■ Instruction:
Which lines hold the string "France"? Copy every one of them.

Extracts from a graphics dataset
════════

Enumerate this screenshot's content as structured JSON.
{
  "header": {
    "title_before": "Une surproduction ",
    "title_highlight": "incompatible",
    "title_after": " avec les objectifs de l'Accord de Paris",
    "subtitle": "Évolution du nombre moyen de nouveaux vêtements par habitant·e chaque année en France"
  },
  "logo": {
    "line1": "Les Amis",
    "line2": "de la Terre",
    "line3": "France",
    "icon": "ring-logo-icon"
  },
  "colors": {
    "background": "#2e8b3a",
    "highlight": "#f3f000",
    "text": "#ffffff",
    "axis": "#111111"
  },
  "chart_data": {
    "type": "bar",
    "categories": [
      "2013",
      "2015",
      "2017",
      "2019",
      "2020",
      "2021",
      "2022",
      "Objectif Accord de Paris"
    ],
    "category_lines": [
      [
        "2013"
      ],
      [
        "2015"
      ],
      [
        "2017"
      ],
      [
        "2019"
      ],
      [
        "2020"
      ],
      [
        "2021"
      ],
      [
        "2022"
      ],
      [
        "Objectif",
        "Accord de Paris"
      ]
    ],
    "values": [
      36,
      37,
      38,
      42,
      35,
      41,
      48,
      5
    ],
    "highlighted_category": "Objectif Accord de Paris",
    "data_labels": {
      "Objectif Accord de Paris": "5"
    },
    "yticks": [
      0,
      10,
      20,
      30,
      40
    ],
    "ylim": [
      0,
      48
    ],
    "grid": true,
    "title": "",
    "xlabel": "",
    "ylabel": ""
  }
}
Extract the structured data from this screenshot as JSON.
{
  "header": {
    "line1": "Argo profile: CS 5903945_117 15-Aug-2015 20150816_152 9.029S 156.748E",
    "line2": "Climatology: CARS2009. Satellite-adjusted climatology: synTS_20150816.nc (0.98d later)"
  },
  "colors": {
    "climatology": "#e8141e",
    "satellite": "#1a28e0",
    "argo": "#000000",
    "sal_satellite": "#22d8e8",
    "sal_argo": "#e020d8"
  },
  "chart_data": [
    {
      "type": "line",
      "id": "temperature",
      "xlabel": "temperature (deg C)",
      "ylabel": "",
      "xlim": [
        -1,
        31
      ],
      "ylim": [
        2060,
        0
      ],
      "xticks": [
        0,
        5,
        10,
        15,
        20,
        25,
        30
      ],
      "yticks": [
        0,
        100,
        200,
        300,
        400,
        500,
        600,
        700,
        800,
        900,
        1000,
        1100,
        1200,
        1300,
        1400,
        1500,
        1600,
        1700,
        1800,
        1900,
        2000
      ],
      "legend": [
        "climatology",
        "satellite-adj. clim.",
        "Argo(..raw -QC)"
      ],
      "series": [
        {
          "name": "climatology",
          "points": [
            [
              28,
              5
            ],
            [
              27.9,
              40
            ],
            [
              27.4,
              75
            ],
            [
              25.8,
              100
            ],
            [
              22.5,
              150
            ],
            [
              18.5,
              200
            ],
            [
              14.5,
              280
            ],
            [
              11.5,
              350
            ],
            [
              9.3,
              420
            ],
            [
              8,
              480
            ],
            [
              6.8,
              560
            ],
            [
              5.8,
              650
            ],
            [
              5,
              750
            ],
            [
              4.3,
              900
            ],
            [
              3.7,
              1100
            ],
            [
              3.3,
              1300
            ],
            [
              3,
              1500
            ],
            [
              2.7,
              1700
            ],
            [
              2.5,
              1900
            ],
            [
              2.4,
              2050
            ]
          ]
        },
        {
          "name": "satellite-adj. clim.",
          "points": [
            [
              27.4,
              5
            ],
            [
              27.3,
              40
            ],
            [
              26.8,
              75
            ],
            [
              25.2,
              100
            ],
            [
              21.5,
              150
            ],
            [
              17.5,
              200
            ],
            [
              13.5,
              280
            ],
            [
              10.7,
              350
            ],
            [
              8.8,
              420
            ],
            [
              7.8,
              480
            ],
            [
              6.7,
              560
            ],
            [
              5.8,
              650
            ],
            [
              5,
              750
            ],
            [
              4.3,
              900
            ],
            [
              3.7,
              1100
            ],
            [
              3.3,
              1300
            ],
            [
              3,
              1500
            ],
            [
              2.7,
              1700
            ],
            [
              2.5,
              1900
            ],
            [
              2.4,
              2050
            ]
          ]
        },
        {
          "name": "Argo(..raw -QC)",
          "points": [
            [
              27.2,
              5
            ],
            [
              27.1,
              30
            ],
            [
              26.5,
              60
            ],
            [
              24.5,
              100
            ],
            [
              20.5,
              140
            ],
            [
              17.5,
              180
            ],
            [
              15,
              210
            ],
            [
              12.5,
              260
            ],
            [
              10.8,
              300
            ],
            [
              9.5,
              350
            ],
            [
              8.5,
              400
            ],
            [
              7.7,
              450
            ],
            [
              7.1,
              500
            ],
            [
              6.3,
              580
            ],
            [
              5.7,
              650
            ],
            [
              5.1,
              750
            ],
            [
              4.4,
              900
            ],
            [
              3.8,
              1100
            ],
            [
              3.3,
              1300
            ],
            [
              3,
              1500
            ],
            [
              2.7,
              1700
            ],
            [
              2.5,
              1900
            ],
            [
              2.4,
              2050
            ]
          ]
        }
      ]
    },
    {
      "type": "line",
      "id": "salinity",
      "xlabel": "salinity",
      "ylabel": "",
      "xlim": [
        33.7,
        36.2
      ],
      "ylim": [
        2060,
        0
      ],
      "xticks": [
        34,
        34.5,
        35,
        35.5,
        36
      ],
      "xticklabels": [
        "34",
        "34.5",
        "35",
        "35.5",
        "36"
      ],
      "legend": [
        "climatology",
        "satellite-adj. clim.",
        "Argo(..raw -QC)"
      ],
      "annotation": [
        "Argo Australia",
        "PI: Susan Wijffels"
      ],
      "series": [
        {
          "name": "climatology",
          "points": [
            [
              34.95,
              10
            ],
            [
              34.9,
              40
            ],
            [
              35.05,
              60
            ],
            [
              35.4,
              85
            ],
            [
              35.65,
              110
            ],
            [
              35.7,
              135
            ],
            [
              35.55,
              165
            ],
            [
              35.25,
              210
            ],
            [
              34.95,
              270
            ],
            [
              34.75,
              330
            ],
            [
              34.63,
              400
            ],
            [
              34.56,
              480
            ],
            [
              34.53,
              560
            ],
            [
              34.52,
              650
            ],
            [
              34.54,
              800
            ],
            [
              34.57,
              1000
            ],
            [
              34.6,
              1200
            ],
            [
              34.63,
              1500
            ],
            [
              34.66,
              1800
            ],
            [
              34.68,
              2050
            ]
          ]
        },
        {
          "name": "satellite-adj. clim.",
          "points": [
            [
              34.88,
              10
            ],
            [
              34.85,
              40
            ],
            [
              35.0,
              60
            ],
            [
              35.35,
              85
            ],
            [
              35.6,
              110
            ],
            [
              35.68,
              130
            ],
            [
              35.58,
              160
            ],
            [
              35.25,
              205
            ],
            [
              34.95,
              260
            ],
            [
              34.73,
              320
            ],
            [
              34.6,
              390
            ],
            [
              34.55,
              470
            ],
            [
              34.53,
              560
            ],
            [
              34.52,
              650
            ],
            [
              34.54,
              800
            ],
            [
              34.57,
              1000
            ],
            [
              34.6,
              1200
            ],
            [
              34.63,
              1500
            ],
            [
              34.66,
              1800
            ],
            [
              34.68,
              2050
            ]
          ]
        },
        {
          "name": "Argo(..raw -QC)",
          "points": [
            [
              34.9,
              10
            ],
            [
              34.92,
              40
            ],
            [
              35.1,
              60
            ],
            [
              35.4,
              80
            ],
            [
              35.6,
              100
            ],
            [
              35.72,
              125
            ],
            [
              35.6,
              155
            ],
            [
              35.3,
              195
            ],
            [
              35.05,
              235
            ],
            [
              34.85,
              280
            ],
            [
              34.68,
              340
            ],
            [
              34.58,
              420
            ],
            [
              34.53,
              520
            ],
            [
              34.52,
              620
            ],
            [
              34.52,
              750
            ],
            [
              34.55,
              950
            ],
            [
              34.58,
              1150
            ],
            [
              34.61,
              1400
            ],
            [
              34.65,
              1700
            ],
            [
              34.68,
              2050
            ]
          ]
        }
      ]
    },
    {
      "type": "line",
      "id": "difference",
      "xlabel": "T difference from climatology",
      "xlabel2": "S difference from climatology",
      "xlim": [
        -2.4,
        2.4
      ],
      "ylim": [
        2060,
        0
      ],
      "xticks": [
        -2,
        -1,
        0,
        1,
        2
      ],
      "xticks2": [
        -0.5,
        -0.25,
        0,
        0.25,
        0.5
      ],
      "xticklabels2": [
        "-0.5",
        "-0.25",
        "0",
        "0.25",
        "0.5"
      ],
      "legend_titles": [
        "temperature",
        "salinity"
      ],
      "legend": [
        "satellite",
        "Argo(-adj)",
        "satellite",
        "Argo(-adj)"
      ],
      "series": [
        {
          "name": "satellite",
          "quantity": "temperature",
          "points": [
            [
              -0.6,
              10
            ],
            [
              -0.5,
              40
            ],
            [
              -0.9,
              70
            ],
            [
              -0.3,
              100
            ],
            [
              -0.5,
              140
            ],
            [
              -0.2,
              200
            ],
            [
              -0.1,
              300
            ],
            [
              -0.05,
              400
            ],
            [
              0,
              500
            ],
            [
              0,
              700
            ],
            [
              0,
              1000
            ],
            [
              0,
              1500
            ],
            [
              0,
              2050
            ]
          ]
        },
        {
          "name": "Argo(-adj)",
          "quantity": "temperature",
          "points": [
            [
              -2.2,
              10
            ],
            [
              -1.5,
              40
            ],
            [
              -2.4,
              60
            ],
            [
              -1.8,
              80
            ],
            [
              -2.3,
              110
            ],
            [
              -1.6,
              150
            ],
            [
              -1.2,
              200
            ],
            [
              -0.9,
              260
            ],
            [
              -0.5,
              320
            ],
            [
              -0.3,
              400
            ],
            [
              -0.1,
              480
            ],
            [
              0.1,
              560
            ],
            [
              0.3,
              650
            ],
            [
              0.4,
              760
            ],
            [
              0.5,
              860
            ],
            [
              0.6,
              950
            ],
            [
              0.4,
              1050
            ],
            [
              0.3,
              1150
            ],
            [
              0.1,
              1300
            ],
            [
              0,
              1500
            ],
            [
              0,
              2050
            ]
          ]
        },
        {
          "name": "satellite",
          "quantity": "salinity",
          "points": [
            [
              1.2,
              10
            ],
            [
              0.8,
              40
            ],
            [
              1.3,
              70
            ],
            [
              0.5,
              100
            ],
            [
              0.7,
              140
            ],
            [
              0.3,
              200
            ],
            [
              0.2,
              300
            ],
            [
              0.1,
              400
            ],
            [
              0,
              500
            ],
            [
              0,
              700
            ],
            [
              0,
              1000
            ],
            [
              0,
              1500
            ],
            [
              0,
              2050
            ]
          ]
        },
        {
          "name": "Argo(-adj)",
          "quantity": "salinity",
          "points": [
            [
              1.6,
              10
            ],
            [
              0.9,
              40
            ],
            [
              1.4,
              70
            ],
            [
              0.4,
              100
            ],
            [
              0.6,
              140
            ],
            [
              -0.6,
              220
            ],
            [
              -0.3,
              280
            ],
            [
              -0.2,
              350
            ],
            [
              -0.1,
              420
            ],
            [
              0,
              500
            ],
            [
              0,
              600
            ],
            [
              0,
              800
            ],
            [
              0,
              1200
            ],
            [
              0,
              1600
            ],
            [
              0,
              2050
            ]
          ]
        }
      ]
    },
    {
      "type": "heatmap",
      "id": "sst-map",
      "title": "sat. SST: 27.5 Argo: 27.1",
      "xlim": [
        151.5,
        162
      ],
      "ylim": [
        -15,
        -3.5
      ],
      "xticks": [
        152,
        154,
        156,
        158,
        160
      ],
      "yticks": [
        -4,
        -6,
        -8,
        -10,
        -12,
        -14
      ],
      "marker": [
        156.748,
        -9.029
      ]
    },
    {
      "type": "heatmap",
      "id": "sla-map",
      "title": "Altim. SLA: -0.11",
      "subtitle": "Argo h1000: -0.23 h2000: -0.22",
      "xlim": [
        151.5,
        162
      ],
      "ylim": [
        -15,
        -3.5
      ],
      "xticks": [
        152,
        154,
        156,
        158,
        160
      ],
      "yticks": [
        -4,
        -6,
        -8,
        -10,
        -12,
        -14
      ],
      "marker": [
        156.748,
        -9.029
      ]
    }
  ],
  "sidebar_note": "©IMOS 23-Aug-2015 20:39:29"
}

════════

■ Reply:
    "subtitle": "Évolution du nombre moyen de nouveaux vêtements par habitant·e chaque année en France"
    "line3": "France",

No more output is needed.